Chart and figure data
---
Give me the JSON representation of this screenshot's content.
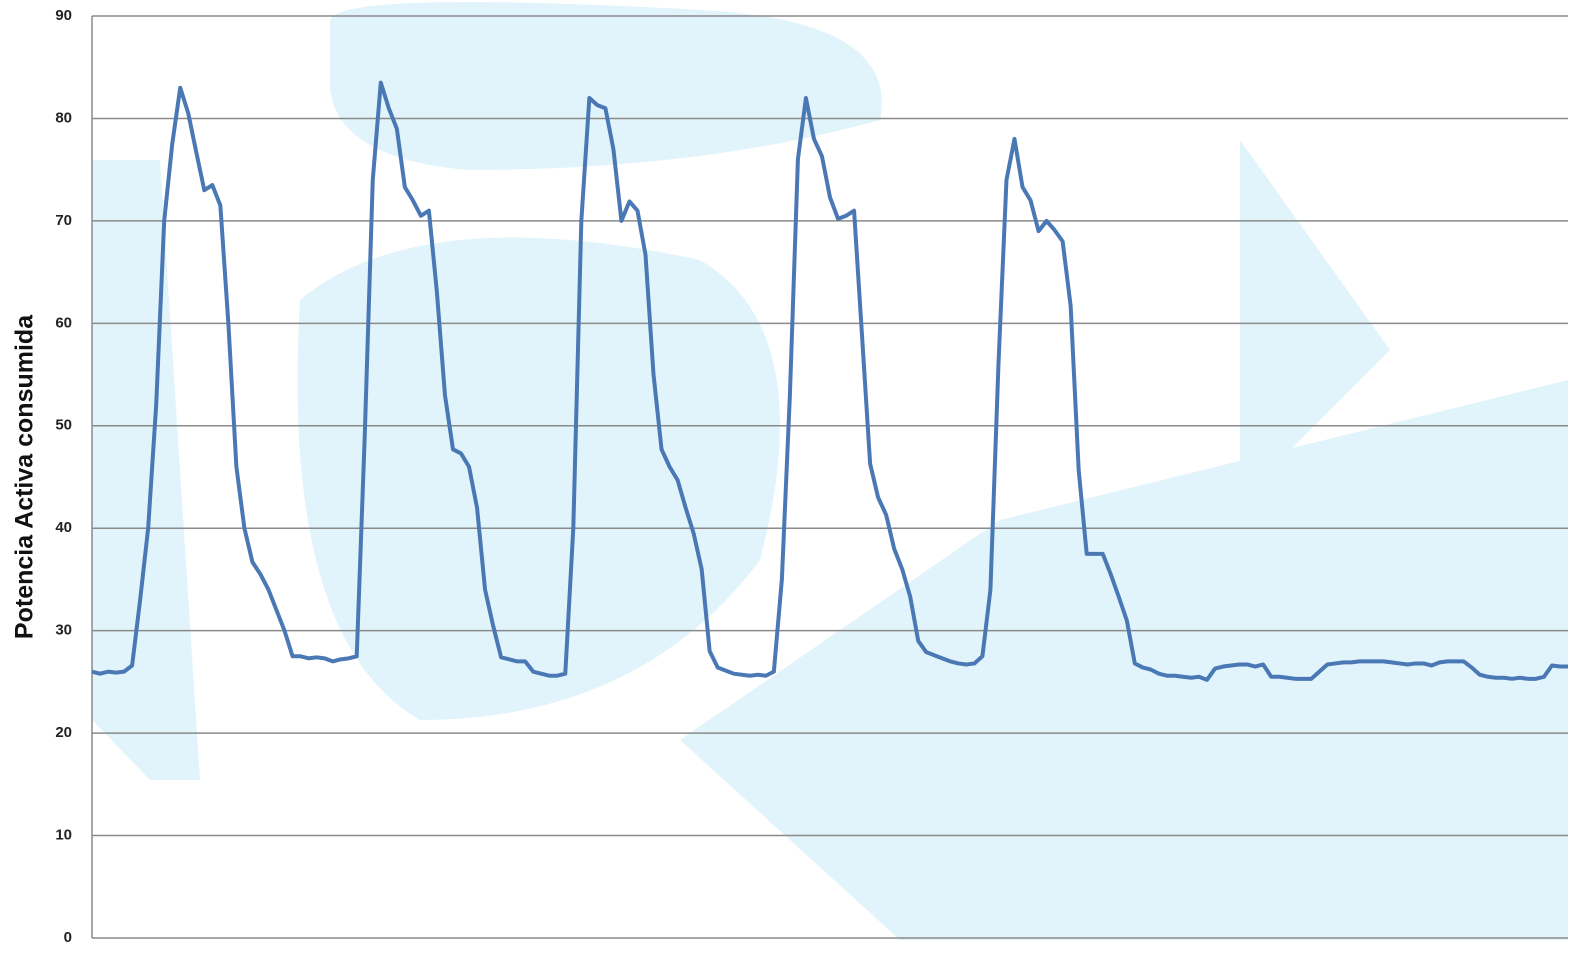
{
  "chart_data": {
    "type": "line",
    "y_label": "Potencia Activa consumida",
    "ylim": [
      0,
      90
    ],
    "yticks": [
      0,
      10,
      20,
      30,
      40,
      50,
      60,
      70,
      80,
      90
    ],
    "grid": true,
    "series": [
      {
        "color": "#4a78b5",
        "values": [
          26,
          25.8,
          26,
          25.9,
          26,
          26.6,
          33,
          40,
          52,
          70,
          77.5,
          83,
          80.5,
          76.7,
          73,
          73.5,
          71.5,
          60,
          46,
          40,
          36.7,
          35.5,
          34,
          32,
          30,
          27.5,
          27.5,
          27.3,
          27.4,
          27.3,
          27,
          27.2,
          27.3,
          27.5,
          49,
          74,
          83.5,
          81,
          79,
          73.3,
          72,
          70.5,
          71,
          63,
          53,
          47.7,
          47.3,
          46,
          42,
          34,
          30.5,
          27.4,
          27.2,
          27,
          27,
          26,
          25.8,
          25.6,
          25.6,
          25.8,
          40,
          70,
          82,
          81.3,
          81,
          77,
          70,
          71.9,
          71,
          66.7,
          55,
          47.7,
          46,
          44.7,
          42,
          39.5,
          36,
          28,
          26.4,
          26.1,
          25.8,
          25.7,
          25.6,
          25.7,
          25.6,
          26,
          35,
          53,
          76,
          82,
          78,
          76.3,
          72.3,
          70.2,
          70.5,
          71,
          58.7,
          46.3,
          43,
          41.3,
          38,
          36,
          33.3,
          29,
          27.9,
          27.6,
          27.3,
          27,
          26.8,
          26.7,
          26.8,
          27.5,
          34,
          56,
          74,
          78,
          73.3,
          72,
          69,
          70,
          69.1,
          68,
          61.7,
          45.7,
          37.5,
          37.5,
          37.5,
          35.5,
          33.3,
          31,
          26.8,
          26.4,
          26.2,
          25.8,
          25.6,
          25.6,
          25.5,
          25.4,
          25.5,
          25.2,
          26.3,
          26.5,
          26.6,
          26.7,
          26.7,
          26.5,
          26.7,
          25.5,
          25.5,
          25.4,
          25.3,
          25.3,
          25.3,
          26,
          26.7,
          26.8,
          26.9,
          26.9,
          27,
          27,
          27,
          27,
          26.9,
          26.8,
          26.7,
          26.8,
          26.8,
          26.6,
          26.9,
          27,
          27,
          27,
          26.4,
          25.7,
          25.5,
          25.4,
          25.4,
          25.3,
          25.4,
          25.3,
          25.3,
          25.5,
          26.6,
          26.5,
          26.5
        ]
      }
    ]
  }
}
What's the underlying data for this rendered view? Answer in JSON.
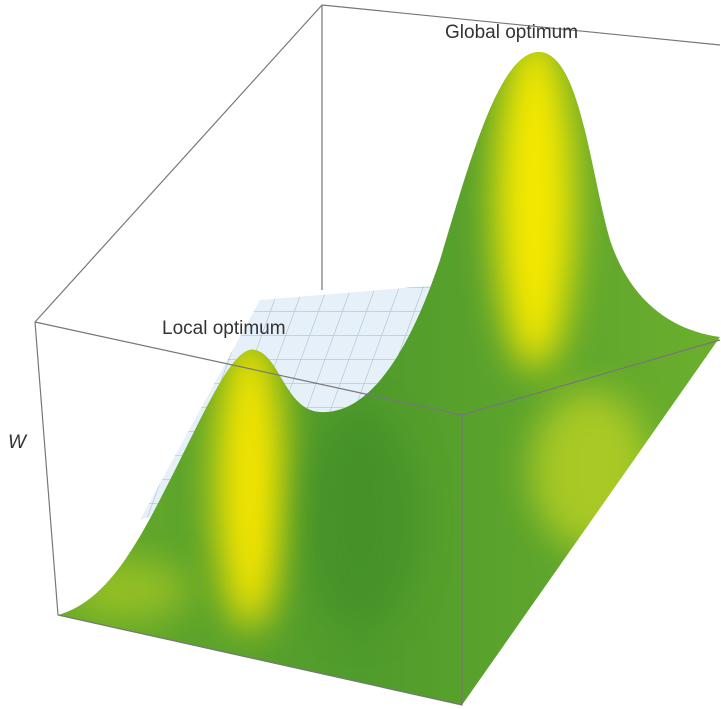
{
  "labels": {
    "global": "Global optimum",
    "local": "Local optimum",
    "axis": "W"
  }
}
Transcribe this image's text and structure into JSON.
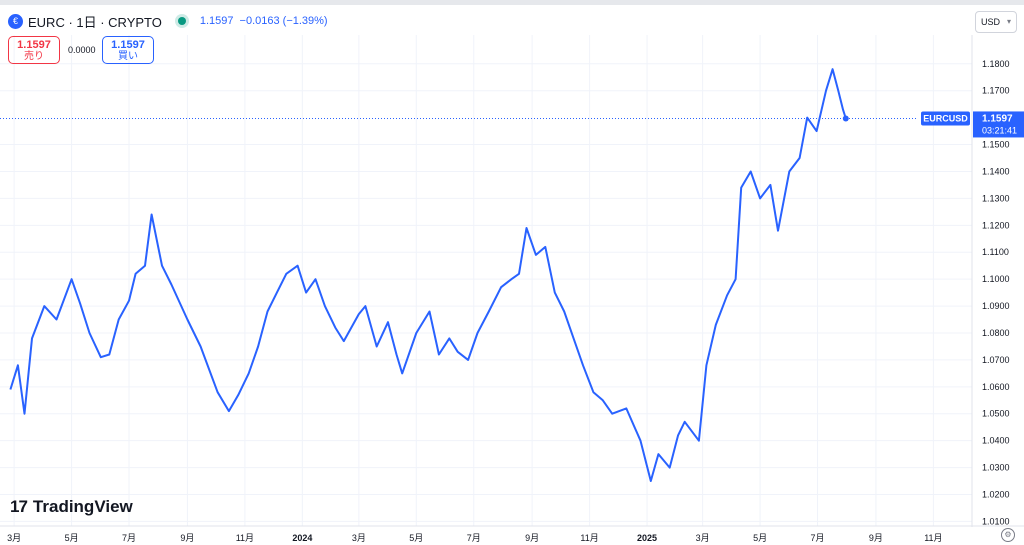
{
  "header": {
    "title": "EURC · 1日 · CRYPTO",
    "last": "1.1597",
    "change": "−0.0163 (−1.39%)",
    "symbol_icon": "eurc-coin-icon",
    "status_icon": "market-open-dot-icon"
  },
  "trade": {
    "sell_price": "1.1597",
    "sell_label": "売り",
    "spread": "0.0000",
    "buy_price": "1.1597",
    "buy_label": "買い"
  },
  "currency": "USD",
  "price_tag": {
    "symbol": "EURCUSD",
    "price": "1.1597",
    "countdown": "03:21:41"
  },
  "brand": "TradingView",
  "colors": {
    "line": "#2962ff",
    "sell": "#f23645",
    "buy": "#2962ff",
    "live": "#089981"
  },
  "chart_data": {
    "type": "line",
    "title": "",
    "xlabel": "",
    "ylabel": "",
    "x_ticks": [
      "3月",
      "5月",
      "7月",
      "9月",
      "11月",
      "2024",
      "3月",
      "5月",
      "7月",
      "9月",
      "11月",
      "2025",
      "3月",
      "5月",
      "7月",
      "9月",
      "11月"
    ],
    "x_tick_bold": [
      "2024",
      "2025"
    ],
    "y_ticks": [
      "1.1800",
      "1.1700",
      "1.1500",
      "1.1400",
      "1.1300",
      "1.1200",
      "1.1100",
      "1.1000",
      "1.0900",
      "1.0800",
      "1.0700",
      "1.0600",
      "1.0500",
      "1.0400",
      "1.0300",
      "1.0200",
      "1.0100"
    ],
    "ylim": [
      1.0083,
      1.1907
    ],
    "xlim": [
      "2023-02-14",
      "2025-12-12"
    ],
    "grid": true,
    "last_value": 1.1597,
    "x": [
      "2023-02-25",
      "2023-03-05",
      "2023-03-12",
      "2023-03-20",
      "2023-04-02",
      "2023-04-15",
      "2023-05-01",
      "2023-05-10",
      "2023-05-20",
      "2023-06-01",
      "2023-06-10",
      "2023-06-20",
      "2023-07-01",
      "2023-07-08",
      "2023-07-18",
      "2023-07-25",
      "2023-08-05",
      "2023-08-15",
      "2023-09-01",
      "2023-09-15",
      "2023-10-03",
      "2023-10-15",
      "2023-10-25",
      "2023-11-05",
      "2023-11-15",
      "2023-11-25",
      "2023-12-05",
      "2023-12-15",
      "2023-12-27",
      "2024-01-05",
      "2024-01-15",
      "2024-01-25",
      "2024-02-05",
      "2024-02-14",
      "2024-03-01",
      "2024-03-08",
      "2024-03-20",
      "2024-04-01",
      "2024-04-10",
      "2024-04-16",
      "2024-05-01",
      "2024-05-15",
      "2024-05-25",
      "2024-06-05",
      "2024-06-14",
      "2024-06-25",
      "2024-07-05",
      "2024-07-17",
      "2024-07-30",
      "2024-08-10",
      "2024-08-18",
      "2024-08-26",
      "2024-09-05",
      "2024-09-15",
      "2024-09-25",
      "2024-10-05",
      "2024-10-15",
      "2024-10-25",
      "2024-11-05",
      "2024-11-15",
      "2024-11-25",
      "2024-12-10",
      "2024-12-25",
      "2025-01-05",
      "2025-01-13",
      "2025-01-25",
      "2025-02-03",
      "2025-02-10",
      "2025-02-25",
      "2025-03-05",
      "2025-03-15",
      "2025-03-27",
      "2025-04-05",
      "2025-04-11",
      "2025-04-21",
      "2025-05-01",
      "2025-05-12",
      "2025-05-20",
      "2025-06-01",
      "2025-06-12",
      "2025-06-20",
      "2025-06-30",
      "2025-07-10",
      "2025-07-17",
      "2025-07-23",
      "2025-07-28",
      "2025-07-31"
    ],
    "y": [
      1.059,
      1.068,
      1.05,
      1.078,
      1.09,
      1.085,
      1.1,
      1.091,
      1.08,
      1.071,
      1.072,
      1.085,
      1.092,
      1.102,
      1.105,
      1.124,
      1.105,
      1.098,
      1.085,
      1.075,
      1.058,
      1.051,
      1.057,
      1.065,
      1.075,
      1.088,
      1.095,
      1.102,
      1.105,
      1.095,
      1.1,
      1.09,
      1.082,
      1.077,
      1.087,
      1.09,
      1.075,
      1.084,
      1.072,
      1.065,
      1.08,
      1.088,
      1.072,
      1.078,
      1.073,
      1.07,
      1.08,
      1.088,
      1.097,
      1.1,
      1.102,
      1.119,
      1.109,
      1.112,
      1.095,
      1.088,
      1.078,
      1.068,
      1.058,
      1.055,
      1.05,
      1.052,
      1.04,
      1.025,
      1.035,
      1.03,
      1.042,
      1.047,
      1.04,
      1.068,
      1.083,
      1.094,
      1.1,
      1.134,
      1.14,
      1.13,
      1.135,
      1.118,
      1.14,
      1.145,
      1.16,
      1.155,
      1.17,
      1.178,
      1.17,
      1.163,
      1.1597
    ]
  }
}
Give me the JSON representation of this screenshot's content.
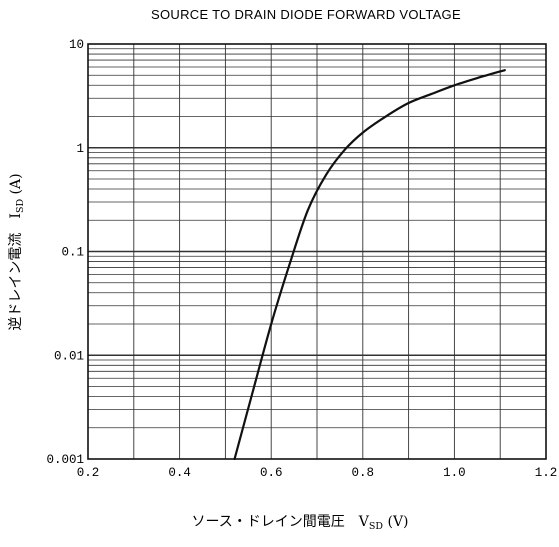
{
  "chart_data": {
    "type": "line",
    "title": "SOURCE TO DRAIN DIODE FORWARD VOLTAGE",
    "xlabel": {
      "main": "ソース・ドレイン間電圧　V",
      "sub": "SD",
      "unit": " (V)"
    },
    "ylabel": {
      "main": "逆ドレイン電流　I",
      "sub": "SD",
      "unit": " (A)"
    },
    "xlim": [
      0.2,
      1.2
    ],
    "ylim": [
      0.001,
      10
    ],
    "yscale": "log",
    "grid": true,
    "x_ticks": [
      0.2,
      0.4,
      0.6,
      0.8,
      1.0,
      1.2
    ],
    "x_tick_labels": [
      "0.2",
      "0.4",
      "0.6",
      "0.8",
      "1.0",
      "1.2"
    ],
    "y_ticks": [
      0.001,
      0.01,
      0.1,
      1,
      10
    ],
    "y_tick_labels": [
      "0.001",
      "0.01",
      "0.1",
      "1",
      "10"
    ],
    "series": [
      {
        "x": [
          0.52,
          0.56,
          0.6,
          0.64,
          0.68,
          0.72,
          0.76,
          0.8,
          0.85,
          0.9,
          0.95,
          1.0,
          1.05,
          1.11
        ],
        "y": [
          0.001,
          0.0045,
          0.02,
          0.075,
          0.25,
          0.55,
          0.95,
          1.4,
          2.0,
          2.7,
          3.3,
          4.0,
          4.7,
          5.6
        ]
      }
    ]
  }
}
---
Exercise directions
Copy every line above that includes the string "optimum".

Response to the task
    "global": "Global optimum",
    "local": "Local optimum",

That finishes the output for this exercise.